§ **Task goal**
Reproduce every entry exactly, without alteration.

§ **Given records**
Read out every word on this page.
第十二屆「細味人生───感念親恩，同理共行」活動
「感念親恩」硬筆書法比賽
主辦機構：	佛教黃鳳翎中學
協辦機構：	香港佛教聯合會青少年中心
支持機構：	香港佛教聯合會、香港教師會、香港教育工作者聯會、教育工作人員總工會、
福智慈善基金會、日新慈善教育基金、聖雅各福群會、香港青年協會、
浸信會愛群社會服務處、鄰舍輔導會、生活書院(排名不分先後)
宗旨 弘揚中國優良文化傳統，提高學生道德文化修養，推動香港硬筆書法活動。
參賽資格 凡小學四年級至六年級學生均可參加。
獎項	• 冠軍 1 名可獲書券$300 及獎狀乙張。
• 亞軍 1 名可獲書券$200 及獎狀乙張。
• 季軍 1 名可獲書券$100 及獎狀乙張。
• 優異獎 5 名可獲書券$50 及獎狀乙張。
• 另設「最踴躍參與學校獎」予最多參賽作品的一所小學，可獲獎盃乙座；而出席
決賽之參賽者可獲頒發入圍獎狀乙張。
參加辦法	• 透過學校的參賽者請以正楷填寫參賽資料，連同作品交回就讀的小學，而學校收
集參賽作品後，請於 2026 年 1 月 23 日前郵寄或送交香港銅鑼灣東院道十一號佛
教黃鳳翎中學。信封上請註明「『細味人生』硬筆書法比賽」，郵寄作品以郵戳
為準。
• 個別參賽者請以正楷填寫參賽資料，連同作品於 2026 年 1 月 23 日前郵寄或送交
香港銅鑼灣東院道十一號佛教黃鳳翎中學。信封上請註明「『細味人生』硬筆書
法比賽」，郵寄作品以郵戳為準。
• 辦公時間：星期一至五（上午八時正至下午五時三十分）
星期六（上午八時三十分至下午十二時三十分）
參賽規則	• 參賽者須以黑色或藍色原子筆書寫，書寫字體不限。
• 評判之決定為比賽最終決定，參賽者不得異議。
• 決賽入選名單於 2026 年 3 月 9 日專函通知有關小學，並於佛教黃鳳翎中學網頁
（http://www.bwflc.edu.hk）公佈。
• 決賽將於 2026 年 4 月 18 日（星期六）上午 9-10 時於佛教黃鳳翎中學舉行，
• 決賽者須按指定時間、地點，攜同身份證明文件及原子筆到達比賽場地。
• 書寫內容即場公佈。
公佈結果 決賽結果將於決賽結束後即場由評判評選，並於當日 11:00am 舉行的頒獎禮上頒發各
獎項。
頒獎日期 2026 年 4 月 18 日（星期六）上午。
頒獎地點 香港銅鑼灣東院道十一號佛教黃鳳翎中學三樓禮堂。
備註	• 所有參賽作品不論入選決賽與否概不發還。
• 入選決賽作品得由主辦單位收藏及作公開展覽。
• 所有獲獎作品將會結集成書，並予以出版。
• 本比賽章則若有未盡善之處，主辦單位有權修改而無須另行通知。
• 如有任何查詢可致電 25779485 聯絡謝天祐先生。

§ **The answer**
Read out every word on this page.
第十二屆「細味人生───感念親恩，同理共行」活動
「感念親恩」硬筆書法比賽
主辦機構：	佛教黃鳳翎中學
協辦機構：	香港佛教聯合會青少年中心
支持機構：	香港佛教聯合會、香港教師會、香港教育工作者聯會、教育工作人員總工會、
福智慈善基金會、日新慈善教育基金、聖雅各福群會、香港青年協會、
浸信會愛群社會服務處、鄰舍輔導會、生活書院(排名不分先後)
宗旨 弘揚中國優良文化傳統，提高學生道德文化修養，推動香港硬筆書法活動。
參賽資格 凡小學四年級至六年級學生均可參加。
獎項	• 冠軍 1 名可獲書券$300 及獎狀乙張。
• 亞軍 1 名可獲書券$200 及獎狀乙張。
• 季軍 1 名可獲書券$100 及獎狀乙張。
• 優異獎 5 名可獲書券$50 及獎狀乙張。
• 另設「最踴躍參與學校獎」予最多參賽作品的一所小學，可獲獎盃乙座；而出席
決賽之參賽者可獲頒發入圍獎狀乙張。
參加辦法	• 透過學校的參賽者請以正楷填寫參賽資料，連同作品交回就讀的小學，而學校收
集參賽作品後，請於 2026 年 1 月 23 日前郵寄或送交香港銅鑼灣東院道十一號佛
教黃鳳翎中學。信封上請註明「『細味人生』硬筆書法比賽」，郵寄作品以郵戳
為準。
• 個別參賽者請以正楷填寫參賽資料，連同作品於 2026 年 1 月 23 日前郵寄或送交
香港銅鑼灣東院道十一號佛教黃鳳翎中學。信封上請註明「『細味人生』硬筆書
法比賽」，郵寄作品以郵戳為準。
• 辦公時間：星期一至五（上午八時正至下午五時三十分）
星期六（上午八時三十分至下午十二時三十分）
參賽規則	• 參賽者須以黑色或藍色原子筆書寫，書寫字體不限。
• 評判之決定為比賽最終決定，參賽者不得異議。
• 決賽入選名單於 2026 年 3 月 9 日專函通知有關小學，並於佛教黃鳳翎中學網頁
（http://www.bwflc.edu.hk）公佈。
• 決賽將於 2026 年 4 月 18 日（星期六）上午 9-10 時於佛教黃鳳翎中學舉行，
• 決賽者須按指定時間、地點，攜同身份證明文件及原子筆到達比賽場地。
• 書寫內容即場公佈。
公佈結果 決賽結果將於決賽結束後即場由評判評選，並於當日 11:00am 舉行的頒獎禮上頒發各
獎項。
頒獎日期 2026 年 4 月 18 日（星期六）上午。
頒獎地點 香港銅鑼灣東院道十一號佛教黃鳳翎中學三樓禮堂。
備註	• 所有參賽作品不論入選決賽與否概不發還。
• 入選決賽作品得由主辦單位收藏及作公開展覽。
• 所有獲獎作品將會結集成書，並予以出版。
• 本比賽章則若有未盡善之處，主辦單位有權修改而無須另行通知。
• 如有任何查詢可致電 25779485 聯絡謝天祐先生。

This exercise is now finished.